SET TASK: Look through the records below and collect all lines that hold the string "title".

Dataset entries on figures
^^^^^^^^

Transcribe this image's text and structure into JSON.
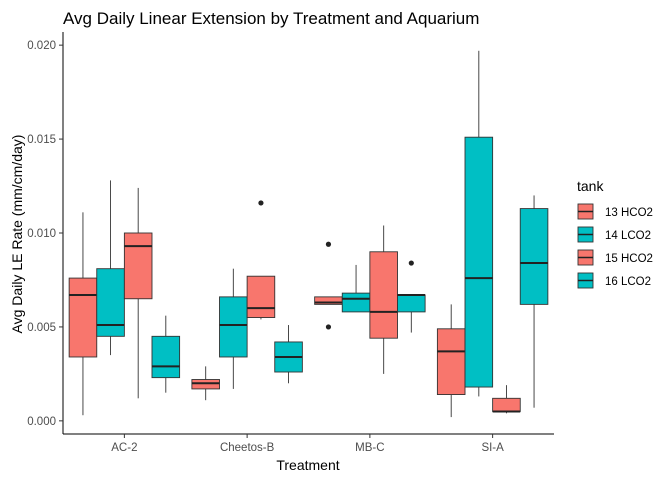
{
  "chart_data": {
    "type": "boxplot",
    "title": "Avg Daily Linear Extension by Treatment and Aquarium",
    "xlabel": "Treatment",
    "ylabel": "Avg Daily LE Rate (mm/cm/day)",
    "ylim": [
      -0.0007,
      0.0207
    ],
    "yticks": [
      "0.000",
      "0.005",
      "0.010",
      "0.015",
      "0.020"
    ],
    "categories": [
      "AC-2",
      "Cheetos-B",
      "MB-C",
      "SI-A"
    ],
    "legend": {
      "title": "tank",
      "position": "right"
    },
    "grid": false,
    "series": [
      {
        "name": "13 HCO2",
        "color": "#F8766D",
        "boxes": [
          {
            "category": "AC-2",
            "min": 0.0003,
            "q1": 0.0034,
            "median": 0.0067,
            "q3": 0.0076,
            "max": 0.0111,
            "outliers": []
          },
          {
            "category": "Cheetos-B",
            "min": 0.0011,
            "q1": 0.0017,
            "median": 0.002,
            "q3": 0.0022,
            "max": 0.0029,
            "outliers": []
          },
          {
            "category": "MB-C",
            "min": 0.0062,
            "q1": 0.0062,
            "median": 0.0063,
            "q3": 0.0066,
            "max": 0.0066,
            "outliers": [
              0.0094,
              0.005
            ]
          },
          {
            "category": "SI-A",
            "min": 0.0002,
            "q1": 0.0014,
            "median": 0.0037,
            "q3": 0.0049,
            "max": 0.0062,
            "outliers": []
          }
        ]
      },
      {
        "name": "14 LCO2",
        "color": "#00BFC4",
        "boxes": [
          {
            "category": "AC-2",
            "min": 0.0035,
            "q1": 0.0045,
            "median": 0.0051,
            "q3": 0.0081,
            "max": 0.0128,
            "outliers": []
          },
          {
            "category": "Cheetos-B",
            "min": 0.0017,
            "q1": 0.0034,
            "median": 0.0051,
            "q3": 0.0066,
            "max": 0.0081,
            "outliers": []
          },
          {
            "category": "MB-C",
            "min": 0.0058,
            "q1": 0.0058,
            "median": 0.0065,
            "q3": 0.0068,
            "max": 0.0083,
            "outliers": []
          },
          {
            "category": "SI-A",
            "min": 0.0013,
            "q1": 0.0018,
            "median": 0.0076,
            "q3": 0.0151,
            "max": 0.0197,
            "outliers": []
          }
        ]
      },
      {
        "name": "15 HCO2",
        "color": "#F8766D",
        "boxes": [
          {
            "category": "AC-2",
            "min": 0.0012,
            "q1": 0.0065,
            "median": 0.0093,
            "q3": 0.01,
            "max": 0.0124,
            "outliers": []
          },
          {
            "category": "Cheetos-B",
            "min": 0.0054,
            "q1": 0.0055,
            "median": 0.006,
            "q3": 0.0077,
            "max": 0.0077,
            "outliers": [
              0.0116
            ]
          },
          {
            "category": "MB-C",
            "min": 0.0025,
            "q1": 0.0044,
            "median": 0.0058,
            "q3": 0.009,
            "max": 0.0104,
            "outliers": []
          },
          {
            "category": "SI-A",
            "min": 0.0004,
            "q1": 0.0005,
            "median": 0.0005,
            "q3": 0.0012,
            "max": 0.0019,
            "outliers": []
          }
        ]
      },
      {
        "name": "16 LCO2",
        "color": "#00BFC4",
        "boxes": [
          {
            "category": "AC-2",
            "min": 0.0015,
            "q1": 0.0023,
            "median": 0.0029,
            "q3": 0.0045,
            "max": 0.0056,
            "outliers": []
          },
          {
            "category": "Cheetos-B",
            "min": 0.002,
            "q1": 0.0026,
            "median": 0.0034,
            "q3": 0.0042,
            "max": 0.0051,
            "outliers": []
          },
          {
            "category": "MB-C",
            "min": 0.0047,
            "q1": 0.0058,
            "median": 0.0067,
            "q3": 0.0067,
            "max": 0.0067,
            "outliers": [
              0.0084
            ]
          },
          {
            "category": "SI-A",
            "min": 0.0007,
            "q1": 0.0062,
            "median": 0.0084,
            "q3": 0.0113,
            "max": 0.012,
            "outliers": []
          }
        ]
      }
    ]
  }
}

^^^^^^^^

REPLY TO THE EXERCISE:
    "title": "Avg Daily Linear Extension by Treatment and Aquarium",
      "title": "tank",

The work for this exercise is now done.